◆ Provided records:
· · · · · · ·

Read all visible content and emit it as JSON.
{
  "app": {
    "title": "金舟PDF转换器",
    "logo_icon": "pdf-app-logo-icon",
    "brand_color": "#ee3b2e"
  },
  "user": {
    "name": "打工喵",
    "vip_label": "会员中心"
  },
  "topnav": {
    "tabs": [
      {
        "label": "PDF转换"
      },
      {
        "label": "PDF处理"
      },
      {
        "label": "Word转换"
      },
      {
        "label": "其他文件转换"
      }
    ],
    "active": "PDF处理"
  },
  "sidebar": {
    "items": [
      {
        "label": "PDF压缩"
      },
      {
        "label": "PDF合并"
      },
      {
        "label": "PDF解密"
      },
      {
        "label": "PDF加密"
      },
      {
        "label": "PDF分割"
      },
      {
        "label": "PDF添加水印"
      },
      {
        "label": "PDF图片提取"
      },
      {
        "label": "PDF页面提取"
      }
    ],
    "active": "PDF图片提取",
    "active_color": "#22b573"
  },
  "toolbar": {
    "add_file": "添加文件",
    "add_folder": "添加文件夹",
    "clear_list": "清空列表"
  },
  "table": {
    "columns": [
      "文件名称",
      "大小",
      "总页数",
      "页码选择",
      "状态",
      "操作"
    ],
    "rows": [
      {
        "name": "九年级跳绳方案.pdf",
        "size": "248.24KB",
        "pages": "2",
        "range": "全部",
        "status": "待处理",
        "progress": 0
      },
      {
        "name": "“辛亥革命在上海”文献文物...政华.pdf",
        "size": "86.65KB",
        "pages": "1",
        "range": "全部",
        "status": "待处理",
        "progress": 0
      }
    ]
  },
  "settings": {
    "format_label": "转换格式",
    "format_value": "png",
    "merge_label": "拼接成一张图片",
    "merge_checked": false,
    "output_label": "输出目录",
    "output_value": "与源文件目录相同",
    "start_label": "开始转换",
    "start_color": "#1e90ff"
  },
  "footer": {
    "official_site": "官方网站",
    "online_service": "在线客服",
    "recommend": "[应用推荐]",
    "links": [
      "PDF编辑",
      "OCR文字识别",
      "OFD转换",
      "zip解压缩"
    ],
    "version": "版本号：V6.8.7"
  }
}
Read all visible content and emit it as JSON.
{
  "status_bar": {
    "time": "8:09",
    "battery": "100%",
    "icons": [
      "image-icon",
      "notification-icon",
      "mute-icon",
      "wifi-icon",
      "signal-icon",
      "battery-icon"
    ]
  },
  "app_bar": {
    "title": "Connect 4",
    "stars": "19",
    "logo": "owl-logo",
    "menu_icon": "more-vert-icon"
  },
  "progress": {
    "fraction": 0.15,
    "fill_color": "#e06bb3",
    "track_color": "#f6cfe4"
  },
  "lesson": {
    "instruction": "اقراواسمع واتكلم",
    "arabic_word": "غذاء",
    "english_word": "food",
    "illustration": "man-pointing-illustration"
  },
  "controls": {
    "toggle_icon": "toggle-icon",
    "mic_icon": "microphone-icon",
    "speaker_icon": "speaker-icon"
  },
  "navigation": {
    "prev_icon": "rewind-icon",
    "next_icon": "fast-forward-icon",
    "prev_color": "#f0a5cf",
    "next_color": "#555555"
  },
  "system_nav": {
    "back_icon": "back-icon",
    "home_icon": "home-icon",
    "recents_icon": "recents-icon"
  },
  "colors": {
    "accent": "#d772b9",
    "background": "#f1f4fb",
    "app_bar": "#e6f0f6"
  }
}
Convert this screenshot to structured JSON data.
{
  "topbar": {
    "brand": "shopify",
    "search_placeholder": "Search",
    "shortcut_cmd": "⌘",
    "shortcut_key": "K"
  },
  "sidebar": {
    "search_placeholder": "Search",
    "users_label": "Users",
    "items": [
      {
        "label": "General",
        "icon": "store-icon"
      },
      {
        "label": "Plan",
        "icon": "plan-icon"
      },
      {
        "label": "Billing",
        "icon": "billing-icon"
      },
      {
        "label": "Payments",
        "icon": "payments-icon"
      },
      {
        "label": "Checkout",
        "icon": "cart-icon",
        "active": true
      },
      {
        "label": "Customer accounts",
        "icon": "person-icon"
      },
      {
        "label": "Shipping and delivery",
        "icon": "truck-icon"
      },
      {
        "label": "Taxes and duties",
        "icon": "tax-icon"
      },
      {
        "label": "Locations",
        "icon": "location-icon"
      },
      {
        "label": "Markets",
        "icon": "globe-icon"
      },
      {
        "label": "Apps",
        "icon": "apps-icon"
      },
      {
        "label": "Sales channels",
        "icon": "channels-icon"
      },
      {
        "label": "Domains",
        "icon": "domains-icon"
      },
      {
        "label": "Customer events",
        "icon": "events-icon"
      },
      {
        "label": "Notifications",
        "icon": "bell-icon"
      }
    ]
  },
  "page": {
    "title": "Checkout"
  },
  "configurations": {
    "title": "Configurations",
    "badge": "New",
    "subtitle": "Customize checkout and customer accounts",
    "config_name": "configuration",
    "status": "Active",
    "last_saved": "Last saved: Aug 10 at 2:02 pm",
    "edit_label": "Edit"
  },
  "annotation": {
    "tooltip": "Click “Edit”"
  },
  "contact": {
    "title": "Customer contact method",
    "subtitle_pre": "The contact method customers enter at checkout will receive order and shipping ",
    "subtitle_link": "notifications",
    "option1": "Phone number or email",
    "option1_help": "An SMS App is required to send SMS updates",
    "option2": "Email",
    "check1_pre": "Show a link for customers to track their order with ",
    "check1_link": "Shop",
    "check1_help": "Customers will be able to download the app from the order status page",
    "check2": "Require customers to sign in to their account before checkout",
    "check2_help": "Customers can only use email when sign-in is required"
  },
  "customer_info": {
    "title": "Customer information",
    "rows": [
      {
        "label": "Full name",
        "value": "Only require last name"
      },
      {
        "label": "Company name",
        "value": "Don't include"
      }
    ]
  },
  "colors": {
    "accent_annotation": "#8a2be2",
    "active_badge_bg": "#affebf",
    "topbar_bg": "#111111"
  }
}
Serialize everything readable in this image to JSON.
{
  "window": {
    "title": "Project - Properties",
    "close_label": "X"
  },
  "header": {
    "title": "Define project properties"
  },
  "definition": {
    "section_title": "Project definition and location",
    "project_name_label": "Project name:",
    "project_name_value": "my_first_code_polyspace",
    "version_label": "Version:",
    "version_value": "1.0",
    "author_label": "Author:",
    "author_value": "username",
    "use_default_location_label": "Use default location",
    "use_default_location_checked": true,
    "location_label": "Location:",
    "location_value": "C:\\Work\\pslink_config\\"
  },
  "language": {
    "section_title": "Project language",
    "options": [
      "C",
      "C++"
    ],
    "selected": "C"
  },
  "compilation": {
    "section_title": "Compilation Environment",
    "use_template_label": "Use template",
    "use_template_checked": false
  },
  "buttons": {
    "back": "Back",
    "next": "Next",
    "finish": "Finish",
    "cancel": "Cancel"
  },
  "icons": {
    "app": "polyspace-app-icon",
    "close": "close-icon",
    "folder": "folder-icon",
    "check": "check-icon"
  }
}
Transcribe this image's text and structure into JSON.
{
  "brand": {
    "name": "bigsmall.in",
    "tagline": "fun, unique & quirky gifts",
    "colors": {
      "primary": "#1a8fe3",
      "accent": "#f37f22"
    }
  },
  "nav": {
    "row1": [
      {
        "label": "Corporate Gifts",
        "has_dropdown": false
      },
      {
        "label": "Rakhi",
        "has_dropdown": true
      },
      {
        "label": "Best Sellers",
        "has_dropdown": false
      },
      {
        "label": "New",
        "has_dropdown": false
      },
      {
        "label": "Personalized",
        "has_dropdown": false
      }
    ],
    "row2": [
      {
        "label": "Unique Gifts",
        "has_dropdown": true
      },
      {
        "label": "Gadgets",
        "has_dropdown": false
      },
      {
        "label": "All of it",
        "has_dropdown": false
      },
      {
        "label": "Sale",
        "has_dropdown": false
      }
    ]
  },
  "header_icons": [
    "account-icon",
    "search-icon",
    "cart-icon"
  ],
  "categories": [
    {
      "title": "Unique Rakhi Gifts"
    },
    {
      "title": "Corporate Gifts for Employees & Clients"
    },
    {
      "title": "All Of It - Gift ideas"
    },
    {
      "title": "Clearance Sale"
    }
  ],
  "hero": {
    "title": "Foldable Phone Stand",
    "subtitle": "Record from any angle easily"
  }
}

· · · · · · ·

◆ Request: Identify the lines in the entries that hold "definition" and return each one.

◆ Complete output:
  "definition": {
    "section_title": "Project definition and location",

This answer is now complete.